___ Extracted entries ___

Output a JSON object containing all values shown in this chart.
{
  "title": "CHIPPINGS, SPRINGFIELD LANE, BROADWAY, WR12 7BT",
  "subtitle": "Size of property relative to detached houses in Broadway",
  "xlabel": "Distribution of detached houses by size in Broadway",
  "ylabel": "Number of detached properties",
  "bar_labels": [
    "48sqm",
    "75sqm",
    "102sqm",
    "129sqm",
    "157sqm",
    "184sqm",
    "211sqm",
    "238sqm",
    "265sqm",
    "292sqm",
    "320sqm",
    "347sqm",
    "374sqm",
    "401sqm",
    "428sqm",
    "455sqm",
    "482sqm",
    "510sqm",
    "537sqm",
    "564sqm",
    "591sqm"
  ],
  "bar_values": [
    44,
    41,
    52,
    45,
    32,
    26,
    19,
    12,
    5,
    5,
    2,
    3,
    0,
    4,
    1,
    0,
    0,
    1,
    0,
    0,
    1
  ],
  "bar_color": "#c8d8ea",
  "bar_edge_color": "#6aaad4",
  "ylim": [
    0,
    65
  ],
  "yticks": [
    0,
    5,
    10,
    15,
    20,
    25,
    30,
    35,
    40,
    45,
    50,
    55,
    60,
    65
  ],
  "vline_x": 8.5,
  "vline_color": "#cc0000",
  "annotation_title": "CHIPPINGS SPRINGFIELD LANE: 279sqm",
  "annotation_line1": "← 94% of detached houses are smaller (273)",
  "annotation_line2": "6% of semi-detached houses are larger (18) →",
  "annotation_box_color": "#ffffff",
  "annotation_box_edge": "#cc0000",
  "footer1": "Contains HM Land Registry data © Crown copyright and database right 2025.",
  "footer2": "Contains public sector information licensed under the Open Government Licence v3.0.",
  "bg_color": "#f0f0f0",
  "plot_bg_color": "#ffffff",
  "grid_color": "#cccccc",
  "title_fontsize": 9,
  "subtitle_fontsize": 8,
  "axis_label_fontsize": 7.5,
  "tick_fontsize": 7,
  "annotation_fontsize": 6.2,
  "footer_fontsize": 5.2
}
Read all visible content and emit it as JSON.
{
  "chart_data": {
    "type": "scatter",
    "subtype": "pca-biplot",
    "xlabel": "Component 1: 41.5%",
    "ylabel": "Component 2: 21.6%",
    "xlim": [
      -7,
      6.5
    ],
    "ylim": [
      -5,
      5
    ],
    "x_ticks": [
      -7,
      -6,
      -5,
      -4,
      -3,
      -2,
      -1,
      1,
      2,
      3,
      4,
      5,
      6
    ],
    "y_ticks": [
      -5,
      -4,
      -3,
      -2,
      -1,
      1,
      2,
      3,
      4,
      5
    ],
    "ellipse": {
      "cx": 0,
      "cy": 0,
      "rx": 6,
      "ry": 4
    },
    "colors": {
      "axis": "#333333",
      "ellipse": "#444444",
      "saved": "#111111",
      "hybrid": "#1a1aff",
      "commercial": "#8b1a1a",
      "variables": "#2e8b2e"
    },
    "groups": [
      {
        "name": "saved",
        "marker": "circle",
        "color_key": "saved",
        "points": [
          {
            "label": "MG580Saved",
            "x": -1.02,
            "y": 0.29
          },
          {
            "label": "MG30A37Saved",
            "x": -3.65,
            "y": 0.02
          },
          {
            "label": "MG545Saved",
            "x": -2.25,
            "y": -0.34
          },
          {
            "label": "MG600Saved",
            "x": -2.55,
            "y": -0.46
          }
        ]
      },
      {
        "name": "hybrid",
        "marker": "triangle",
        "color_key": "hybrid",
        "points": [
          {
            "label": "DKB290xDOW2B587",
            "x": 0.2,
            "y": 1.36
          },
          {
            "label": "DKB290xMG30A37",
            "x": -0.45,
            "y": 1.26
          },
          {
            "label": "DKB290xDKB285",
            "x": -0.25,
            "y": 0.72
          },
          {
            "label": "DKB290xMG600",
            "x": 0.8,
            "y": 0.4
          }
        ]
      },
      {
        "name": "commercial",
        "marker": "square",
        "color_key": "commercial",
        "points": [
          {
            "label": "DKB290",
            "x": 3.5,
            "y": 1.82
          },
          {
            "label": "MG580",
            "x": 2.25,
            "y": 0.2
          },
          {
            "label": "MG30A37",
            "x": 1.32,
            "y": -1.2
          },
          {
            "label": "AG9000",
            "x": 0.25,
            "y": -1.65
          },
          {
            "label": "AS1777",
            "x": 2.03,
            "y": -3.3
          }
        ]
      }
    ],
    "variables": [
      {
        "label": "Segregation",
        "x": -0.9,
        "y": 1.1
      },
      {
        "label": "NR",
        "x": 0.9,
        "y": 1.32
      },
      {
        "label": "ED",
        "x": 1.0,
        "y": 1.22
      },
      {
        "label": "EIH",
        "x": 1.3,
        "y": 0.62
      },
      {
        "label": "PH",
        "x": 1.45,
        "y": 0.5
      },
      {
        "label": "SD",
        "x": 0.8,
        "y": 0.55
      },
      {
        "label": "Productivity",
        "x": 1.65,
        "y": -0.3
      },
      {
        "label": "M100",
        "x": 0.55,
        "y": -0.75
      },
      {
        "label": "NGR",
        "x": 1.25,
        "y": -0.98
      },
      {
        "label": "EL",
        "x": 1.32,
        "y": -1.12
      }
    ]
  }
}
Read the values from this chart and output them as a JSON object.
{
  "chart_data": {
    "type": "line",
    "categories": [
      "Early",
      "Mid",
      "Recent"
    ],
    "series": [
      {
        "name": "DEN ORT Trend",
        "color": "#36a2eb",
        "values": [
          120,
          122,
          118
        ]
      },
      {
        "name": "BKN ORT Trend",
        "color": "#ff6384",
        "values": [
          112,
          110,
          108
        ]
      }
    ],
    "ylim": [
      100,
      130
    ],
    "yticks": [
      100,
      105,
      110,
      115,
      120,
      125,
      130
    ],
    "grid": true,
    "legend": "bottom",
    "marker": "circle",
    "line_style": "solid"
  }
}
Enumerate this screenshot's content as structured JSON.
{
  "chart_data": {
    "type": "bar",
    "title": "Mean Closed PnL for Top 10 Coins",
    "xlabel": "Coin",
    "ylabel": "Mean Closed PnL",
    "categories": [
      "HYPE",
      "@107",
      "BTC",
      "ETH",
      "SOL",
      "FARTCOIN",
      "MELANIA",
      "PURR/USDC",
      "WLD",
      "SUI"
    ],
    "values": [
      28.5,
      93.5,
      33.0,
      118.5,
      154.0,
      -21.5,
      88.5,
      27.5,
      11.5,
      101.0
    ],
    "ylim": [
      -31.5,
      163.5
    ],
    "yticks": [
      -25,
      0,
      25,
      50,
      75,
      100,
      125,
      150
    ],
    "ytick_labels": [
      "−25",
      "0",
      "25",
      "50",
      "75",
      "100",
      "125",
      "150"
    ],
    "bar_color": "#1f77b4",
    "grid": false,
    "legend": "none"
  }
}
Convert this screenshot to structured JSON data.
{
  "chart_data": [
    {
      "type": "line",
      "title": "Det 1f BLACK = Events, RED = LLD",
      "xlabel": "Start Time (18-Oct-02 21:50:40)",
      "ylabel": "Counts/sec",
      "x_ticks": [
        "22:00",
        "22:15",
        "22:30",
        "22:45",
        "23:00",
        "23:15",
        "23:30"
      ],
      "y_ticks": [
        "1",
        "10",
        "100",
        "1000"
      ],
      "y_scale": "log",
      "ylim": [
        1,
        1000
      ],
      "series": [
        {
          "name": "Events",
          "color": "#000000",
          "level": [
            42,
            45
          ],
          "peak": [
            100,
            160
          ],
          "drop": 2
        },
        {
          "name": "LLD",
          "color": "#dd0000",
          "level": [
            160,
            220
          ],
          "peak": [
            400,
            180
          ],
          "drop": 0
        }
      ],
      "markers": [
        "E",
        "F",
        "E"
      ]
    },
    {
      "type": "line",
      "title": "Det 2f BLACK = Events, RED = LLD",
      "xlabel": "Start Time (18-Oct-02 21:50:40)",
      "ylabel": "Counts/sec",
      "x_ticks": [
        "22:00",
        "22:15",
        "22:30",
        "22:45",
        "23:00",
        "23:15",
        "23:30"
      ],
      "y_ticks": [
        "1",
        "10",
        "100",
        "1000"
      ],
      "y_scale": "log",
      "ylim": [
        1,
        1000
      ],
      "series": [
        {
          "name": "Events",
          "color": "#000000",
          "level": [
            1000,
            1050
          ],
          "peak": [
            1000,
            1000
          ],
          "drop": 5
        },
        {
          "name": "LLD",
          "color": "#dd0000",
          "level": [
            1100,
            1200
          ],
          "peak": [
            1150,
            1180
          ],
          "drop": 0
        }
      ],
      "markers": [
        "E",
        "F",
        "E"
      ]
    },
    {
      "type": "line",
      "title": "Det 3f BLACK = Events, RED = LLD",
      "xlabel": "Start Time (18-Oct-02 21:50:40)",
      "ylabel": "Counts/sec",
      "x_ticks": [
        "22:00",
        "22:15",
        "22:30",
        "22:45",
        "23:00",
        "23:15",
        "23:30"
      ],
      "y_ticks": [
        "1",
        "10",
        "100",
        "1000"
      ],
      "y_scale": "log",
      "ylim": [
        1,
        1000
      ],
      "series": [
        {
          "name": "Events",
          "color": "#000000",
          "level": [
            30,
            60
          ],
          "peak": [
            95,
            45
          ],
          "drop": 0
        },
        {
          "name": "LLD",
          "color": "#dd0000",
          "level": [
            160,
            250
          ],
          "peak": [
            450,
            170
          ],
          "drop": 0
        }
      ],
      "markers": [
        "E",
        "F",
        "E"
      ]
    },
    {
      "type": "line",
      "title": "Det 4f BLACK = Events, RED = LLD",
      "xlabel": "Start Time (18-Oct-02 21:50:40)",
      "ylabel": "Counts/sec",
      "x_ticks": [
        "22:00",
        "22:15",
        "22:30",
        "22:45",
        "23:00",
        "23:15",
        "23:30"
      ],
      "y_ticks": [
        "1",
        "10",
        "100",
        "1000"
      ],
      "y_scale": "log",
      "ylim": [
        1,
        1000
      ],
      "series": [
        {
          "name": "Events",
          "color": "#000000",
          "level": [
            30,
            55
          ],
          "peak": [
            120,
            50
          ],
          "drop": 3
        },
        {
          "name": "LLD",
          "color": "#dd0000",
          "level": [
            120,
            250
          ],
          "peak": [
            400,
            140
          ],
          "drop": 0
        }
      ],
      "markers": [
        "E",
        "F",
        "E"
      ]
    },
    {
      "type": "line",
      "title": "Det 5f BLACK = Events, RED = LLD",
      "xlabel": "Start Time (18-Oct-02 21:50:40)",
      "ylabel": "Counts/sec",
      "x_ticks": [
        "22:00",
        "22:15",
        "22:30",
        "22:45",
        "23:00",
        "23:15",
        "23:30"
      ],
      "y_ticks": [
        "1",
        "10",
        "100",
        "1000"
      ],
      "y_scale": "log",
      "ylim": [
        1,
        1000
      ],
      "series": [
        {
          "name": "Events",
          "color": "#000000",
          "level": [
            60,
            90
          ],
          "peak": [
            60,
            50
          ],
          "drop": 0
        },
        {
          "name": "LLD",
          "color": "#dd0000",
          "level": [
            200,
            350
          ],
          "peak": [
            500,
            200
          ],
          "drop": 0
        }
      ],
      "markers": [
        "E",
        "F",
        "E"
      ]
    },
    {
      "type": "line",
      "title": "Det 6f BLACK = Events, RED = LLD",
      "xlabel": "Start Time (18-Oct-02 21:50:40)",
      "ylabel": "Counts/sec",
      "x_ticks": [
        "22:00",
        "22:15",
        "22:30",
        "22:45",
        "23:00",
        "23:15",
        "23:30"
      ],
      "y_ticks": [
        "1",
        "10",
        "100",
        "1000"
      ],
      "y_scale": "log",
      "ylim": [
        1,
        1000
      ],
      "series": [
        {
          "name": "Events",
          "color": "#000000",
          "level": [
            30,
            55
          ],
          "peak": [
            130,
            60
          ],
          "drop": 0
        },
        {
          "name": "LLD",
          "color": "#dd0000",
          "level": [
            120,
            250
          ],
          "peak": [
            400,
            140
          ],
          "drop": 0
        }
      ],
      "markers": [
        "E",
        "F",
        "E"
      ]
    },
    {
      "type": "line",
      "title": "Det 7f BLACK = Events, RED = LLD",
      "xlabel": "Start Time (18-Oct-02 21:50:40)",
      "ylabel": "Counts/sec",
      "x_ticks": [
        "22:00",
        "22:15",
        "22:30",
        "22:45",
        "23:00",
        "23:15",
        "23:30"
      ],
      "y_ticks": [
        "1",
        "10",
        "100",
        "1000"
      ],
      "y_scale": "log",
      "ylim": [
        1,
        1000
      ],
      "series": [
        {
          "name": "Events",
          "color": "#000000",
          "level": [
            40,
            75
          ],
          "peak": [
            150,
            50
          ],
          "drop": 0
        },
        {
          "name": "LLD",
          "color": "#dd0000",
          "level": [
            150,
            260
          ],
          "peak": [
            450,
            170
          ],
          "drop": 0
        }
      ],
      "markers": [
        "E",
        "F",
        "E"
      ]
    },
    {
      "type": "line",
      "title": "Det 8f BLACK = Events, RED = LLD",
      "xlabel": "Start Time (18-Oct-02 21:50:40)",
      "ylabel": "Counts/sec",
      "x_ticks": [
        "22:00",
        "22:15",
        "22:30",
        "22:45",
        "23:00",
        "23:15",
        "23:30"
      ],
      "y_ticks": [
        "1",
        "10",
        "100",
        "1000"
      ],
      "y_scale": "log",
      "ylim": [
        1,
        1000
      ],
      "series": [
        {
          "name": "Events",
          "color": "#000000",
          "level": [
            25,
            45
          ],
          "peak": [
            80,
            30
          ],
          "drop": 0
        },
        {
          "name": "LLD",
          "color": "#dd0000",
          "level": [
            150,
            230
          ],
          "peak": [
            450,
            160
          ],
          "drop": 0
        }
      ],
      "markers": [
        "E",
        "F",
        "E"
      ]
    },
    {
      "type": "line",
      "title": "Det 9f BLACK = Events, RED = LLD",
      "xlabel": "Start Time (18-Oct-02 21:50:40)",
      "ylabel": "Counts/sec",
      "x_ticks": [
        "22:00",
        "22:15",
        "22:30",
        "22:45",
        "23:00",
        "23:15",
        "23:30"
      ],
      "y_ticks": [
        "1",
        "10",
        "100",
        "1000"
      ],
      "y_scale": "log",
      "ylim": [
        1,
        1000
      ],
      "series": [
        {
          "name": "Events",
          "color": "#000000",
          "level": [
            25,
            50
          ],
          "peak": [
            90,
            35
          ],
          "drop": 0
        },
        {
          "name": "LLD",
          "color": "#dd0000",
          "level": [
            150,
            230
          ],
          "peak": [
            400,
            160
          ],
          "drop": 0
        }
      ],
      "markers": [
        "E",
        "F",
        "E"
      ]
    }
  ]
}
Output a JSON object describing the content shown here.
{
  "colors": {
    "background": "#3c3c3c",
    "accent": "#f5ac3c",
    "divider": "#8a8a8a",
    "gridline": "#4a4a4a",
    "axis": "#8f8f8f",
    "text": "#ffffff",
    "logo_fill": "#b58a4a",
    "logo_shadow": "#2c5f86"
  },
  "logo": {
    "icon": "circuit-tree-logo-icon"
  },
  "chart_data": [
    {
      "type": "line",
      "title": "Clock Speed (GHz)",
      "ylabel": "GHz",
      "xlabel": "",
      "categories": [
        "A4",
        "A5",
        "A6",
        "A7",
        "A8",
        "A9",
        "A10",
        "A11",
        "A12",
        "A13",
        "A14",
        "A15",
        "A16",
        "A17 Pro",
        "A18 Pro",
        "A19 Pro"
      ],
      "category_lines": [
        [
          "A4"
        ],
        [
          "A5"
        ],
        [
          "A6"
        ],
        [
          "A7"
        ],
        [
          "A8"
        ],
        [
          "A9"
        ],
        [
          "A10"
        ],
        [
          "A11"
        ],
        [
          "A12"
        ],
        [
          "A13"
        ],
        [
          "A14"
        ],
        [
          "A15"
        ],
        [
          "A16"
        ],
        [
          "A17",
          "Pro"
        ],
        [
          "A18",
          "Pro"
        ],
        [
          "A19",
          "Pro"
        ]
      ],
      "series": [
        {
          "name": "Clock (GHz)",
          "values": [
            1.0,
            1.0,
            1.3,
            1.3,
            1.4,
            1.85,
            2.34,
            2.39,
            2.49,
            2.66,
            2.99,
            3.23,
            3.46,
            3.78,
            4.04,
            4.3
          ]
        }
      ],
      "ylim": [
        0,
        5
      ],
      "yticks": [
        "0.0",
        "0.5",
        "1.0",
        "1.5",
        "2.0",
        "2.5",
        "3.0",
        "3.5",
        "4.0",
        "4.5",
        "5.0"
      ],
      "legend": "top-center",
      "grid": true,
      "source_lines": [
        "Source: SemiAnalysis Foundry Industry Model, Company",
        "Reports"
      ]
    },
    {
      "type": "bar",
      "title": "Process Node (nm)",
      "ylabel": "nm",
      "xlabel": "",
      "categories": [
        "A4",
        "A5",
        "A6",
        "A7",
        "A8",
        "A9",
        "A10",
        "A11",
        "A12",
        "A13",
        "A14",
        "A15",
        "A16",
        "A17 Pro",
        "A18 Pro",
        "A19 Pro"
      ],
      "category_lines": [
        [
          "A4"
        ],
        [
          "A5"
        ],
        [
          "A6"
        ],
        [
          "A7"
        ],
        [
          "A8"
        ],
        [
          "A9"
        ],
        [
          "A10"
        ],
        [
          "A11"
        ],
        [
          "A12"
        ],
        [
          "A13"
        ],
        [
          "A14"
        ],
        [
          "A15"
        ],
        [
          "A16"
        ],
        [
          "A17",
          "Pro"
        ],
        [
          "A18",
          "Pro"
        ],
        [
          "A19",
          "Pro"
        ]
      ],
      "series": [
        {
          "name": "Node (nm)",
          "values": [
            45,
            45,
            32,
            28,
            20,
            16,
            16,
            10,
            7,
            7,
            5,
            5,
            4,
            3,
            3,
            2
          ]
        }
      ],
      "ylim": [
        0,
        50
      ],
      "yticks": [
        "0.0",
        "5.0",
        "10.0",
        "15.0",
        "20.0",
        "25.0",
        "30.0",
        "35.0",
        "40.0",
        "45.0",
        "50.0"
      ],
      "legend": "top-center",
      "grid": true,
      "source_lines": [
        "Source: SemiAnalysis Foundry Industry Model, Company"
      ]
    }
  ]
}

___

→ Requirements: Reproduce every line of the listing above in which the string "Industry" appears.

→ Written solution:
        "Source: SemiAnalysis Foundry Industry Model, Company",
        "Source: SemiAnalysis Foundry Industry Model, Company"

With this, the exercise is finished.